▸ To be done
Of the lines in these entries, how many contain the string "褒奖实干成功者"? Give the number and nothing else.
==== Data extract
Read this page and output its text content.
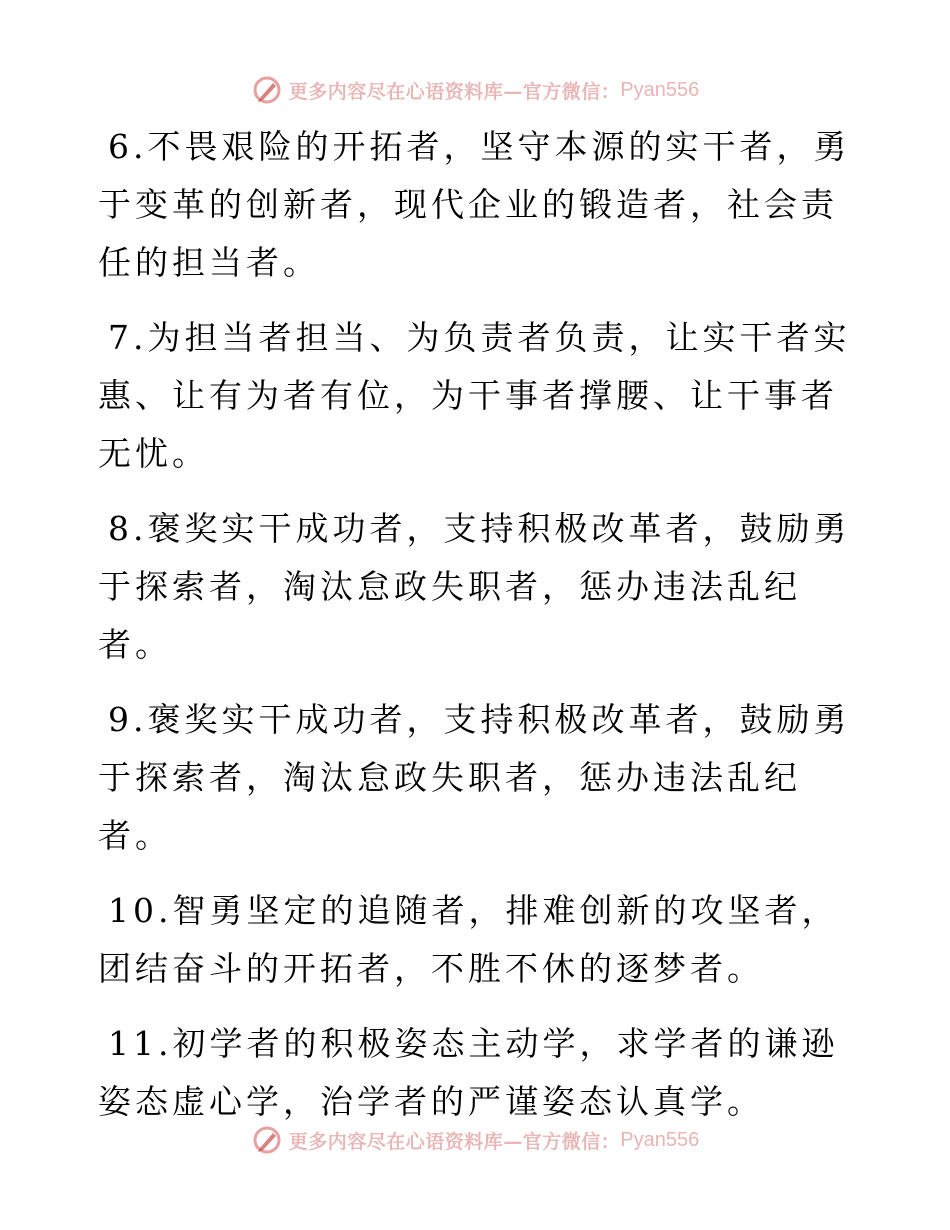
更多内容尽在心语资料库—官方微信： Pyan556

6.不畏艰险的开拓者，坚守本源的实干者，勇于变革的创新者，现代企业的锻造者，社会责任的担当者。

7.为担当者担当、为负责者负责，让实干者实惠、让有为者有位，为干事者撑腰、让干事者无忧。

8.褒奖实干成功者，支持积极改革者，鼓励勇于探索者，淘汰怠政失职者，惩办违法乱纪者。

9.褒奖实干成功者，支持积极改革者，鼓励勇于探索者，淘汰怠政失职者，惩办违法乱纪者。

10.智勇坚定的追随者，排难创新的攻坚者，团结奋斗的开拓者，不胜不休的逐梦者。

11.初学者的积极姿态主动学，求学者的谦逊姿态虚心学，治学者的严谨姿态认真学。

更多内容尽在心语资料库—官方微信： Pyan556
========
▸ Answer to the task
2